[Dataset items]
☆ ☆ ☆ ☆
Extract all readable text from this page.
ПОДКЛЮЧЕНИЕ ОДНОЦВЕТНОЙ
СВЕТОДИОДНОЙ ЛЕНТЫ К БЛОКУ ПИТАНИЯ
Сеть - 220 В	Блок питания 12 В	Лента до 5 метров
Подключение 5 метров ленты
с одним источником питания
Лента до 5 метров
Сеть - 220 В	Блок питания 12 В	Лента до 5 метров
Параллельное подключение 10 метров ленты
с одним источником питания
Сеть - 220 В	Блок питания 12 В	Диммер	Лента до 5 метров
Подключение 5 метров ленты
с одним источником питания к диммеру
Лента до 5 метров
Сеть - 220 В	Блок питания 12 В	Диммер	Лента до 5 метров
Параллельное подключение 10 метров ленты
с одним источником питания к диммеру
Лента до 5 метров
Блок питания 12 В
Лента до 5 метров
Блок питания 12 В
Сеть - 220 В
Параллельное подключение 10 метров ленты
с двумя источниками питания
☆ ☆ ☆ ☆
Give the material above again, word for word.

CORRECT ANSWER
Extract all readable text from this page.
ПОДКЛЮЧЕНИЕ ОДНОЦВЕТНОЙ
СВЕТОДИОДНОЙ ЛЕНТЫ К БЛОКУ ПИТАНИЯ
Сеть - 220 В	Блок питания 12 В	Лента до 5 метров
Подключение 5 метров ленты
с одним источником питания
Лента до 5 метров
Сеть - 220 В	Блок питания 12 В	Лента до 5 метров
Параллельное подключение 10 метров ленты
с одним источником питания
Сеть - 220 В	Блок питания 12 В	Диммер	Лента до 5 метров
Подключение 5 метров ленты
с одним источником питания к диммеру
Лента до 5 метров
Сеть - 220 В	Блок питания 12 В	Диммер	Лента до 5 метров
Параллельное подключение 10 метров ленты
с одним источником питания к диммеру
Лента до 5 метров
Блок питания 12 В
Лента до 5 метров
Блок питания 12 В
Сеть - 220 В
Параллельное подключение 10 метров ленты
с двумя источниками питания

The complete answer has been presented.